Write out all the data again, exactly as it stands.

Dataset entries
——
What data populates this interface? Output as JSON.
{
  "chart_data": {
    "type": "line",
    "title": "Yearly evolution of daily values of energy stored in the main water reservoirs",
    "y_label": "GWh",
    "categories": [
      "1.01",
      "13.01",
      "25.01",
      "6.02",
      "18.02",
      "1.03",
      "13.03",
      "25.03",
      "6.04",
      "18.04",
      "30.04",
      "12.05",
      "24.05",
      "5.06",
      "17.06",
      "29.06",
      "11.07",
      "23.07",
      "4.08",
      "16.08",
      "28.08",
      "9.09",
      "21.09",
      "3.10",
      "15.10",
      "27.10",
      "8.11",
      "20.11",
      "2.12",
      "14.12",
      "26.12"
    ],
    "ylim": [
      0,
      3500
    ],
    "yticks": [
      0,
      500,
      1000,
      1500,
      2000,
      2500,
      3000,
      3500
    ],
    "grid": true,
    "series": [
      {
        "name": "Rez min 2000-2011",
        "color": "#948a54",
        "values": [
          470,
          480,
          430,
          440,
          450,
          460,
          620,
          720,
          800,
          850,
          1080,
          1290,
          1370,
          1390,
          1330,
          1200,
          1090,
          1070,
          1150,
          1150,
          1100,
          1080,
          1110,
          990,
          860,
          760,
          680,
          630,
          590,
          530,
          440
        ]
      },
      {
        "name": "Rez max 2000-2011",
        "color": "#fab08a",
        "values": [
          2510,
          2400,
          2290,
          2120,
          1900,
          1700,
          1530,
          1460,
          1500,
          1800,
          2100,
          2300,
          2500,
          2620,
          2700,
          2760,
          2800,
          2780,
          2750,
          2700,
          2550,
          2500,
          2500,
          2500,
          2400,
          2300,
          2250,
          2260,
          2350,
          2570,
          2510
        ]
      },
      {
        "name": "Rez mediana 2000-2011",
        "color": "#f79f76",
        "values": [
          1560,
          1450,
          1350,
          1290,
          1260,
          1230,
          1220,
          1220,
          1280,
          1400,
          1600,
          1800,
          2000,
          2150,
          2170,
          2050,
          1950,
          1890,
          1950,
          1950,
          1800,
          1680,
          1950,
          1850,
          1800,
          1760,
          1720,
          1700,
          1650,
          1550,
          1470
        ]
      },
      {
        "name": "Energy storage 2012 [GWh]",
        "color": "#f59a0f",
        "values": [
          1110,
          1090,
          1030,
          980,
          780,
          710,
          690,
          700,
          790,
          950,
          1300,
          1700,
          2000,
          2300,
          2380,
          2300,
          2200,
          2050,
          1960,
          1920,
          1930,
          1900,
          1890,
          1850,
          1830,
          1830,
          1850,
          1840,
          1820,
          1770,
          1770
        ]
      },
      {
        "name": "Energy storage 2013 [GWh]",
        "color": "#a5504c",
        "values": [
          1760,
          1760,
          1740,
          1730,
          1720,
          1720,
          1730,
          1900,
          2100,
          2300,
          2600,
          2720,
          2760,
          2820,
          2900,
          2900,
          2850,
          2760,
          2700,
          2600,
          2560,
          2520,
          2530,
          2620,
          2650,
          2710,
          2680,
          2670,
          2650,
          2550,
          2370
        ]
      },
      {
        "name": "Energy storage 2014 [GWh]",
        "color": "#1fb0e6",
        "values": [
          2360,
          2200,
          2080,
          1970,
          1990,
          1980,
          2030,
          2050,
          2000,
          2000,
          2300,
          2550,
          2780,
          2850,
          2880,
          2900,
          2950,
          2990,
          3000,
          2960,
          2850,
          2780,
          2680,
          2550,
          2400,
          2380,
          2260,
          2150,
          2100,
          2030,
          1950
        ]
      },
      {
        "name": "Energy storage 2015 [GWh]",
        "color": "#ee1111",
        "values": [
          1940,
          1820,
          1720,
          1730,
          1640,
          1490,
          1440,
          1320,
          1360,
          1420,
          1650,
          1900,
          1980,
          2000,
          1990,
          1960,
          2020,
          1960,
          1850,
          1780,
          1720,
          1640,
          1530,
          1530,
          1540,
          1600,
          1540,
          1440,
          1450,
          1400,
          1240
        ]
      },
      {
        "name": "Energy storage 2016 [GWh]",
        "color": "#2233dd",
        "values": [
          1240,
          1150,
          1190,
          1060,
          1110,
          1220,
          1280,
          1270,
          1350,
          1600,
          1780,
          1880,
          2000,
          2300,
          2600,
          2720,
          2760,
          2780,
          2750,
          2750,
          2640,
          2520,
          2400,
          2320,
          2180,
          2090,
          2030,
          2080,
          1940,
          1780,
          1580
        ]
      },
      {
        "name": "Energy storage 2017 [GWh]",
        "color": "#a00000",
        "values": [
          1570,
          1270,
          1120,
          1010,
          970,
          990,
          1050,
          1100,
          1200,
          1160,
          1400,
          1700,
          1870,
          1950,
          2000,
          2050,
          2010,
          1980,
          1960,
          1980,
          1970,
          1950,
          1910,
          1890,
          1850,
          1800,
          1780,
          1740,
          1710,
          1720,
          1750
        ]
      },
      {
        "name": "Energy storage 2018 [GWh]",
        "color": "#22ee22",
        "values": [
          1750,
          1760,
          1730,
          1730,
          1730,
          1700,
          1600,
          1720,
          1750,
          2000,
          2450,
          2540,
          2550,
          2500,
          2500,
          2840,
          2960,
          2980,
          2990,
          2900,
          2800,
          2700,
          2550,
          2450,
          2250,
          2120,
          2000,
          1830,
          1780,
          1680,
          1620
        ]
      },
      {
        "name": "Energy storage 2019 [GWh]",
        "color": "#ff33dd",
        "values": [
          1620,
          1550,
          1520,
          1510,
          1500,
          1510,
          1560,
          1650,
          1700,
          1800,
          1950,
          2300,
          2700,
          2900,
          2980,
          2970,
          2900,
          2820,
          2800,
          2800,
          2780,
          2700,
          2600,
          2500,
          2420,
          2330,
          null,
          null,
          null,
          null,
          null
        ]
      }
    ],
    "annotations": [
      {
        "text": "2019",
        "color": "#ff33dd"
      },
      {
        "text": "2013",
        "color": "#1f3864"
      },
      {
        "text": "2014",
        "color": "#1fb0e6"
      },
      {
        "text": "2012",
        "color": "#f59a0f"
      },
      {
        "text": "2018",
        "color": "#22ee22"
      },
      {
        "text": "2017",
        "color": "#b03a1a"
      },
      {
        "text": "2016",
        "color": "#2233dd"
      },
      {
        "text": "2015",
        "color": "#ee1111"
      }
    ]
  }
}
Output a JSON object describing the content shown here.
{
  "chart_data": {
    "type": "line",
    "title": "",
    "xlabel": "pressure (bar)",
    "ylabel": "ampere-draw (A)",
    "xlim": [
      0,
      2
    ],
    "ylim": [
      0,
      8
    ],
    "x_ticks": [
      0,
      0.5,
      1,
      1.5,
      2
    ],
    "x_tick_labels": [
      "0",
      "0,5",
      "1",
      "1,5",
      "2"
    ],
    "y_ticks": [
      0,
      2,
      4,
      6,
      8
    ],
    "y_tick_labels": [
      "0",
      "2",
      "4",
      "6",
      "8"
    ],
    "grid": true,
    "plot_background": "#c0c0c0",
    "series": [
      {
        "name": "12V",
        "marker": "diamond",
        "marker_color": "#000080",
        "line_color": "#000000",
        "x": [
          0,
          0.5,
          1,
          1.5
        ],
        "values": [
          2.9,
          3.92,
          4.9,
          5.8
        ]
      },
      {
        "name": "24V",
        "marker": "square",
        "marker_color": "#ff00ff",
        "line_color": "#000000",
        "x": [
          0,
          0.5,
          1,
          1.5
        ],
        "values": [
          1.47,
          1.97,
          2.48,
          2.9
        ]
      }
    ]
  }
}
——
= SOLUTION TO THIS TASK =
What data populates this interface? Output as JSON.
{
  "chart_data": {
    "type": "line",
    "title": "Yearly evolution of daily values of energy stored in the main water reservoirs",
    "y_label": "GWh",
    "categories": [
      "1.01",
      "13.01",
      "25.01",
      "6.02",
      "18.02",
      "1.03",
      "13.03",
      "25.03",
      "6.04",
      "18.04",
      "30.04",
      "12.05",
      "24.05",
      "5.06",
      "17.06",
      "29.06",
      "11.07",
      "23.07",
      "4.08",
      "16.08",
      "28.08",
      "9.09",
      "21.09",
      "3.10",
      "15.10",
      "27.10",
      "8.11",
      "20.11",
      "2.12",
      "14.12",
      "26.12"
    ],
    "ylim": [
      0,
      3500
    ],
    "yticks": [
      0,
      500,
      1000,
      1500,
      2000,
      2500,
      3000,
      3500
    ],
    "grid": true,
    "series": [
      {
        "name": "Rez min 2000-2011",
        "color": "#948a54",
        "values": [
          470,
          480,
          430,
          440,
          450,
          460,
          620,
          720,
          800,
          850,
          1080,
          1290,
          1370,
          1390,
          1330,
          1200,
          1090,
          1070,
          1150,
          1150,
          1100,
          1080,
          1110,
          990,
          860,
          760,
          680,
          630,
          590,
          530,
          440
        ]
      },
      {
        "name": "Rez max 2000-2011",
        "color": "#fab08a",
        "values": [
          2510,
          2400,
          2290,
          2120,
          1900,
          1700,
          1530,
          1460,
          1500,
          1800,
          2100,
          2300,
          2500,
          2620,
          2700,
          2760,
          2800,
          2780,
          2750,
          2700,
          2550,
          2500,
          2500,
          2500,
          2400,
          2300,
          2250,
          2260,
          2350,
          2570,
          2510
        ]
      },
      {
        "name": "Rez mediana 2000-2011",
        "color": "#f79f76",
        "values": [
          1560,
          1450,
          1350,
          1290,
          1260,
          1230,
          1220,
          1220,
          1280,
          1400,
          1600,
          1800,
          2000,
          2150,
          2170,
          2050,
          1950,
          1890,
          1950,
          1950,
          1800,
          1680,
          1950,
          1850,
          1800,
          1760,
          1720,
          1700,
          1650,
          1550,
          1470
        ]
      },
      {
        "name": "Energy storage 2012 [GWh]",
        "color": "#f59a0f",
        "values": [
          1110,
          1090,
          1030,
          980,
          780,
          710,
          690,
          700,
          790,
          950,
          1300,
          1700,
          2000,
          2300,
          2380,
          2300,
          2200,
          2050,
          1960,
          1920,
          1930,
          1900,
          1890,
          1850,
          1830,
          1830,
          1850,
          1840,
          1820,
          1770,
          1770
        ]
      },
      {
        "name": "Energy storage 2013 [GWh]",
        "color": "#a5504c",
        "values": [
          1760,
          1760,
          1740,
          1730,
          1720,
          1720,
          1730,
          1900,
          2100,
          2300,
          2600,
          2720,
          2760,
          2820,
          2900,
          2900,
          2850,
          2760,
          2700,
          2600,
          2560,
          2520,
          2530,
          2620,
          2650,
          2710,
          2680,
          2670,
          2650,
          2550,
          2370
        ]
      },
      {
        "name": "Energy storage 2014 [GWh]",
        "color": "#1fb0e6",
        "values": [
          2360,
          2200,
          2080,
          1970,
          1990,
          1980,
          2030,
          2050,
          2000,
          2000,
          2300,
          2550,
          2780,
          2850,
          2880,
          2900,
          2950,
          2990,
          3000,
          2960,
          2850,
          2780,
          2680,
          2550,
          2400,
          2380,
          2260,
          2150,
          2100,
          2030,
          1950
        ]
      },
      {
        "name": "Energy storage 2015 [GWh]",
        "color": "#ee1111",
        "values": [
          1940,
          1820,
          1720,
          1730,
          1640,
          1490,
          1440,
          1320,
          1360,
          1420,
          1650,
          1900,
          1980,
          2000,
          1990,
          1960,
          2020,
          1960,
          1850,
          1780,
          1720,
          1640,
          1530,
          1530,
          1540,
          1600,
          1540,
          1440,
          1450,
          1400,
          1240
        ]
      },
      {
        "name": "Energy storage 2016 [GWh]",
        "color": "#2233dd",
        "values": [
          1240,
          1150,
          1190,
          1060,
          1110,
          1220,
          1280,
          1270,
          1350,
          1600,
          1780,
          1880,
          2000,
          2300,
          2600,
          2720,
          2760,
          2780,
          2750,
          2750,
          2640,
          2520,
          2400,
          2320,
          2180,
          2090,
          2030,
          2080,
          1940,
          1780,
          1580
        ]
      },
      {
        "name": "Energy storage 2017 [GWh]",
        "color": "#a00000",
        "values": [
          1570,
          1270,
          1120,
          1010,
          970,
          990,
          1050,
          1100,
          1200,
          1160,
          1400,
          1700,
          1870,
          1950,
          2000,
          2050,
          2010,
          1980,
          1960,
          1980,
          1970,
          1950,
          1910,
          1890,
          1850,
          1800,
          1780,
          1740,
          1710,
          1720,
          1750
        ]
      },
      {
        "name": "Energy storage 2018 [GWh]",
        "color": "#22ee22",
        "values": [
          1750,
          1760,
          1730,
          1730,
          1730,
          1700,
          1600,
          1720,
          1750,
          2000,
          2450,
          2540,
          2550,
          2500,
          2500,
          2840,
          2960,
          2980,
          2990,
          2900,
          2800,
          2700,
          2550,
          2450,
          2250,
          2120,
          2000,
          1830,
          1780,
          1680,
          1620
        ]
      },
      {
        "name": "Energy storage 2019 [GWh]",
        "color": "#ff33dd",
        "values": [
          1620,
          1550,
          1520,
          1510,
          1500,
          1510,
          1560,
          1650,
          1700,
          1800,
          1950,
          2300,
          2700,
          2900,
          2980,
          2970,
          2900,
          2820,
          2800,
          2800,
          2780,
          2700,
          2600,
          2500,
          2420,
          2330,
          null,
          null,
          null,
          null,
          null
        ]
      }
    ],
    "annotations": [
      {
        "text": "2019",
        "color": "#ff33dd"
      },
      {
        "text": "2013",
        "color": "#1f3864"
      },
      {
        "text": "2014",
        "color": "#1fb0e6"
      },
      {
        "text": "2012",
        "color": "#f59a0f"
      },
      {
        "text": "2018",
        "color": "#22ee22"
      },
      {
        "text": "2017",
        "color": "#b03a1a"
      },
      {
        "text": "2016",
        "color": "#2233dd"
      },
      {
        "text": "2015",
        "color": "#ee1111"
      }
    ]
  }
}
Output a JSON object describing the content shown here.
{
  "chart_data": {
    "type": "line",
    "title": "",
    "xlabel": "pressure (bar)",
    "ylabel": "ampere-draw (A)",
    "xlim": [
      0,
      2
    ],
    "ylim": [
      0,
      8
    ],
    "x_ticks": [
      0,
      0.5,
      1,
      1.5,
      2
    ],
    "x_tick_labels": [
      "0",
      "0,5",
      "1",
      "1,5",
      "2"
    ],
    "y_ticks": [
      0,
      2,
      4,
      6,
      8
    ],
    "y_tick_labels": [
      "0",
      "2",
      "4",
      "6",
      "8"
    ],
    "grid": true,
    "plot_background": "#c0c0c0",
    "series": [
      {
        "name": "12V",
        "marker": "diamond",
        "marker_color": "#000080",
        "line_color": "#000000",
        "x": [
          0,
          0.5,
          1,
          1.5
        ],
        "values": [
          2.9,
          3.92,
          4.9,
          5.8
        ]
      },
      {
        "name": "24V",
        "marker": "square",
        "marker_color": "#ff00ff",
        "line_color": "#000000",
        "x": [
          0,
          0.5,
          1,
          1.5
        ],
        "values": [
          1.47,
          1.97,
          2.48,
          2.9
        ]
      }
    ]
  }
}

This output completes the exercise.